| RECORDS TO PROCESS |
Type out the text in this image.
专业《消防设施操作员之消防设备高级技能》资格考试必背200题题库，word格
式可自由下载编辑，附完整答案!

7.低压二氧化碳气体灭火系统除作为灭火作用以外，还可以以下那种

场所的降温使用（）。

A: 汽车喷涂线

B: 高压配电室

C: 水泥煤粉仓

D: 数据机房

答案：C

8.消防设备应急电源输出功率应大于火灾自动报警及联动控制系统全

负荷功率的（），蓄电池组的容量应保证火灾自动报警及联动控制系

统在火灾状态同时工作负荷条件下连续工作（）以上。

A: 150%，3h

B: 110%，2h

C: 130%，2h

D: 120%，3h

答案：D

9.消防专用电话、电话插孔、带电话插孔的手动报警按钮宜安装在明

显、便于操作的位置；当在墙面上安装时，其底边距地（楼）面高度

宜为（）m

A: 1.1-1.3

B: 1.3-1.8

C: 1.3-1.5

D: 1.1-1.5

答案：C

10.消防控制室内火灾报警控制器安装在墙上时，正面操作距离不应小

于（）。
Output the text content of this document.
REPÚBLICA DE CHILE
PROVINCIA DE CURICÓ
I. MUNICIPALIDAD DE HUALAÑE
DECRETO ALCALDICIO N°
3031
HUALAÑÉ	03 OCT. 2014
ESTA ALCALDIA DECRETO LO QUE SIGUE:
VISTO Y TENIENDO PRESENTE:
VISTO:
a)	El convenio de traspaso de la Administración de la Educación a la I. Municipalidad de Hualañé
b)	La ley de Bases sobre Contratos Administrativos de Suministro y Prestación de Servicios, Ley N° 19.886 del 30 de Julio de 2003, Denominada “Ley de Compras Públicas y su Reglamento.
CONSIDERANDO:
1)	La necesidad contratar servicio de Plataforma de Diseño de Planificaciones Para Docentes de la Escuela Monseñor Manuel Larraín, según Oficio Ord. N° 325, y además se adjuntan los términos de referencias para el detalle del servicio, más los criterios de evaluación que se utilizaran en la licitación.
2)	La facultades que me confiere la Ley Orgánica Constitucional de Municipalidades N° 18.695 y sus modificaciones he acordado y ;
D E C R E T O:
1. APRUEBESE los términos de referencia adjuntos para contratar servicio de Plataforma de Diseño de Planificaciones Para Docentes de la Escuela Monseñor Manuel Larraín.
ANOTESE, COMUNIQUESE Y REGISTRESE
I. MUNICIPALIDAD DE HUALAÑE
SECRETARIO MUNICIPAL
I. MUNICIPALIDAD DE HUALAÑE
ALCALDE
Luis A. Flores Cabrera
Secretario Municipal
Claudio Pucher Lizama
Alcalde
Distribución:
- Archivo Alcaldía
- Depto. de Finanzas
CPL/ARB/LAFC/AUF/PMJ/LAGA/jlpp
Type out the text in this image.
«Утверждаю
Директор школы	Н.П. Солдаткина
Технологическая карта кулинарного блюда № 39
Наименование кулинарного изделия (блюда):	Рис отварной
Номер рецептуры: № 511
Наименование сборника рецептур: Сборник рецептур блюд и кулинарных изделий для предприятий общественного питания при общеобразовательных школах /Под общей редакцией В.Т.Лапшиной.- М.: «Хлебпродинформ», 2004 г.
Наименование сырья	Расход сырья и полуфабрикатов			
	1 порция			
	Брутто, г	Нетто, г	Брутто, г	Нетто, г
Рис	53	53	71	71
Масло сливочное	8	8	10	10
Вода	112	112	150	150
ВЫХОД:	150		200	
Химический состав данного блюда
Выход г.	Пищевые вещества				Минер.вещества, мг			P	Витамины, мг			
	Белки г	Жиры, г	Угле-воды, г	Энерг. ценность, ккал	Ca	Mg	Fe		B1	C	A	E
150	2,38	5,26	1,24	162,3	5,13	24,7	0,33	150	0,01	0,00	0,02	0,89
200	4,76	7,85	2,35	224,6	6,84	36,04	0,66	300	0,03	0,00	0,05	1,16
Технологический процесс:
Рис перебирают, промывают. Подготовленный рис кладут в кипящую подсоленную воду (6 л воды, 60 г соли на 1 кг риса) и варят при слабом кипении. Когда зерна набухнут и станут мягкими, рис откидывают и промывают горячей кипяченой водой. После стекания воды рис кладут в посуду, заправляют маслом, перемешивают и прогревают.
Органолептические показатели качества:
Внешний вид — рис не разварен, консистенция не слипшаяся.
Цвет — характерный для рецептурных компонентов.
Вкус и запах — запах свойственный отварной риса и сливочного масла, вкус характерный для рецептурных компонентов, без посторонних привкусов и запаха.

| TASK STATEMENT |
Output all preceding records character for character.

| EXERCISE OUTPUT |
Type out the text in this image.
专业《消防设施操作员之消防设备高级技能》资格考试必背200题题库，word格
式可自由下载编辑，附完整答案!

7.低压二氧化碳气体灭火系统除作为灭火作用以外，还可以以下那种

场所的降温使用（）。

A: 汽车喷涂线

B: 高压配电室

C: 水泥煤粉仓

D: 数据机房

答案：C

8.消防设备应急电源输出功率应大于火灾自动报警及联动控制系统全

负荷功率的（），蓄电池组的容量应保证火灾自动报警及联动控制系

统在火灾状态同时工作负荷条件下连续工作（）以上。

A: 150%，3h

B: 110%，2h

C: 130%，2h

D: 120%，3h

答案：D

9.消防专用电话、电话插孔、带电话插孔的手动报警按钮宜安装在明

显、便于操作的位置；当在墙面上安装时，其底边距地（楼）面高度

宜为（）m

A: 1.1-1.3

B: 1.3-1.8

C: 1.3-1.5

D: 1.1-1.5

答案：C

10.消防控制室内火灾报警控制器安装在墙上时，正面操作距离不应小

于（）。
Output the text content of this document.
REPÚBLICA DE CHILE
PROVINCIA DE CURICÓ
I. MUNICIPALIDAD DE HUALAÑE
DECRETO ALCALDICIO N°
3031
HUALAÑÉ	03 OCT. 2014
ESTA ALCALDIA DECRETO LO QUE SIGUE:
VISTO Y TENIENDO PRESENTE:
VISTO:
a)	El convenio de traspaso de la Administración de la Educación a la I. Municipalidad de Hualañé
b)	La ley de Bases sobre Contratos Administrativos de Suministro y Prestación de Servicios, Ley N° 19.886 del 30 de Julio de 2003, Denominada “Ley de Compras Públicas y su Reglamento.
CONSIDERANDO:
1)	La necesidad contratar servicio de Plataforma de Diseño de Planificaciones Para Docentes de la Escuela Monseñor Manuel Larraín, según Oficio Ord. N° 325, y además se adjuntan los términos de referencias para el detalle del servicio, más los criterios de evaluación que se utilizaran en la licitación.
2)	La facultades que me confiere la Ley Orgánica Constitucional de Municipalidades N° 18.695 y sus modificaciones he acordado y ;
D E C R E T O:
1. APRUEBESE los términos de referencia adjuntos para contratar servicio de Plataforma de Diseño de Planificaciones Para Docentes de la Escuela Monseñor Manuel Larraín.
ANOTESE, COMUNIQUESE Y REGISTRESE
I. MUNICIPALIDAD DE HUALAÑE
SECRETARIO MUNICIPAL
I. MUNICIPALIDAD DE HUALAÑE
ALCALDE
Luis A. Flores Cabrera
Secretario Municipal
Claudio Pucher Lizama
Alcalde
Distribución:
- Archivo Alcaldía
- Depto. de Finanzas
CPL/ARB/LAFC/AUF/PMJ/LAGA/jlpp
Type out the text in this image.
«Утверждаю
Директор школы	Н.П. Солдаткина
Технологическая карта кулинарного блюда № 39
Наименование кулинарного изделия (блюда):	Рис отварной
Номер рецептуры: № 511
Наименование сборника рецептур: Сборник рецептур блюд и кулинарных изделий для предприятий общественного питания при общеобразовательных школах /Под общей редакцией В.Т.Лапшиной.- М.: «Хлебпродинформ», 2004 г.
Наименование сырья	Расход сырья и полуфабрикатов			
	1 порция			
	Брутто, г	Нетто, г	Брутто, г	Нетто, г
Рис	53	53	71	71
Масло сливочное	8	8	10	10
Вода	112	112	150	150
ВЫХОД:	150		200	
Химический состав данного блюда
Выход г.	Пищевые вещества				Минер.вещества, мг			P	Витамины, мг			
	Белки г	Жиры, г	Угле-воды, г	Энерг. ценность, ккал	Ca	Mg	Fe		B1	C	A	E
150	2,38	5,26	1,24	162,3	5,13	24,7	0,33	150	0,01	0,00	0,02	0,89
200	4,76	7,85	2,35	224,6	6,84	36,04	0,66	300	0,03	0,00	0,05	1,16
Технологический процесс:
Рис перебирают, промывают. Подготовленный рис кладут в кипящую подсоленную воду (6 л воды, 60 г соли на 1 кг риса) и варят при слабом кипении. Когда зерна набухнут и станут мягкими, рис откидывают и промывают горячей кипяченой водой. После стекания воды рис кладут в посуду, заправляют маслом, перемешивают и прогревают.
Органолептические показатели качества:
Внешний вид — рис не разварен, консистенция не слипшаяся.
Цвет — характерный для рецептурных компонентов.
Вкус и запах — запах свойственный отварной риса и сливочного масла, вкус характерный для рецептурных компонентов, без посторонних привкусов и запаха.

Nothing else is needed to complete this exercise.